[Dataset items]
──────

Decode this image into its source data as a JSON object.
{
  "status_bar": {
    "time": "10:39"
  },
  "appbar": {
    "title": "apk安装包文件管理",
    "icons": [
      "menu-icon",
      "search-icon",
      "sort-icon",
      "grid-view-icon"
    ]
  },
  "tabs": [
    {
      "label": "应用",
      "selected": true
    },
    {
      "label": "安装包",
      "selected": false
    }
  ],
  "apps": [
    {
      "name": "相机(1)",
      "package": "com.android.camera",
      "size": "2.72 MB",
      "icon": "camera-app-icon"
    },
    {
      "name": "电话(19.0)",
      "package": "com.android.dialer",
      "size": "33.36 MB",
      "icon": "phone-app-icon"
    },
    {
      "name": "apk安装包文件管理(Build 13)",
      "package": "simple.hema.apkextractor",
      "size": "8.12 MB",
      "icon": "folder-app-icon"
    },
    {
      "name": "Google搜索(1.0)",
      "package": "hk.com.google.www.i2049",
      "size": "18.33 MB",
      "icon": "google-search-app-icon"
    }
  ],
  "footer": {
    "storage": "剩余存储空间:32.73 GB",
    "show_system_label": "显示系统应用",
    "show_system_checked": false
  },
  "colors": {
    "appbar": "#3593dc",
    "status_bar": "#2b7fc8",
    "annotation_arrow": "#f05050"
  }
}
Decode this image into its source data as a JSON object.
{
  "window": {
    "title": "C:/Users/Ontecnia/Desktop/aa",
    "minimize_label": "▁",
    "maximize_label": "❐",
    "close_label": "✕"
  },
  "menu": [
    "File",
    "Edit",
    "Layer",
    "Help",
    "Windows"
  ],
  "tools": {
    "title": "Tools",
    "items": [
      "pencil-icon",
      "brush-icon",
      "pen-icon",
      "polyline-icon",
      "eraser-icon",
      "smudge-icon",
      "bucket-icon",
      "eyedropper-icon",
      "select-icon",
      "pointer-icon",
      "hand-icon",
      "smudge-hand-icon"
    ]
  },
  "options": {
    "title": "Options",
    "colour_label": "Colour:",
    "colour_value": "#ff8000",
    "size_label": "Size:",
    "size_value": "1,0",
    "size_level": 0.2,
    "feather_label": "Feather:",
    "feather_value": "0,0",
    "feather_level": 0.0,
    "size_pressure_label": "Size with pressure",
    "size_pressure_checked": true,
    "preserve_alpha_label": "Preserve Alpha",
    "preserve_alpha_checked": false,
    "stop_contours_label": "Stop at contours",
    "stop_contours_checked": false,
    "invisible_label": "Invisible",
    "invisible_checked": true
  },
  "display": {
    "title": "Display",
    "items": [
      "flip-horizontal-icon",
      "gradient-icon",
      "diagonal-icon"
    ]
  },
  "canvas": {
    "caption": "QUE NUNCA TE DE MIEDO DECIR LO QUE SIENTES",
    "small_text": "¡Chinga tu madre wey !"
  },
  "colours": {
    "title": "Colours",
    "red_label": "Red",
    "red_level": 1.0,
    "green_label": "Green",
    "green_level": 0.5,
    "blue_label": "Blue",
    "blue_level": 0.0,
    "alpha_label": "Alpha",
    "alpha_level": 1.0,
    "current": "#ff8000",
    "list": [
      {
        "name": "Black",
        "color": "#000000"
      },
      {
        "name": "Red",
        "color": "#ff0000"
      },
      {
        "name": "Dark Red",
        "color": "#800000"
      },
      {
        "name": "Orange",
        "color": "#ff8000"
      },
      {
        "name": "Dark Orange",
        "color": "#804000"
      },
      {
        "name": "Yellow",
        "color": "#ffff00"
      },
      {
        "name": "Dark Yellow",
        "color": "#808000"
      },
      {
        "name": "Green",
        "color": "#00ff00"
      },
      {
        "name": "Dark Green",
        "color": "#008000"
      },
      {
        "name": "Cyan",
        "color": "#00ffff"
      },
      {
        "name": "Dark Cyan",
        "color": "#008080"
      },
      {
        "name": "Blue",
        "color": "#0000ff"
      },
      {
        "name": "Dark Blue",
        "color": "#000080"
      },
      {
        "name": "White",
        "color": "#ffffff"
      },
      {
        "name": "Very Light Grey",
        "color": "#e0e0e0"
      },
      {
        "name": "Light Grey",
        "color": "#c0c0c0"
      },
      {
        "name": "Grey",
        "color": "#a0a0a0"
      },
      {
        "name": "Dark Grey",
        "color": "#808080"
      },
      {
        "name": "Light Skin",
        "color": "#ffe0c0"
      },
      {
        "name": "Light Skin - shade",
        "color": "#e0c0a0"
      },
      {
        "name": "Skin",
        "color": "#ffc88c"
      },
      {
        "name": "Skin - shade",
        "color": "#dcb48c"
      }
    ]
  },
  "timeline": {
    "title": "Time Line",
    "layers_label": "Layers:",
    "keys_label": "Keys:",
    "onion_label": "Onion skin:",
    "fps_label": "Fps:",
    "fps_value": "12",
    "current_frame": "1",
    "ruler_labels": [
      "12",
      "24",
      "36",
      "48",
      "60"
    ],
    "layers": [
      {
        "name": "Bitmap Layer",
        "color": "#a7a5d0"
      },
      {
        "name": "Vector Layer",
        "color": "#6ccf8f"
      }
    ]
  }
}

──────

WHAT IS ASKED:
Where a line in the entries holds the word "shade", copy that line.

TASK OUTPUT:
        "name": "Light Skin - shade",
        "name": "Skin - shade",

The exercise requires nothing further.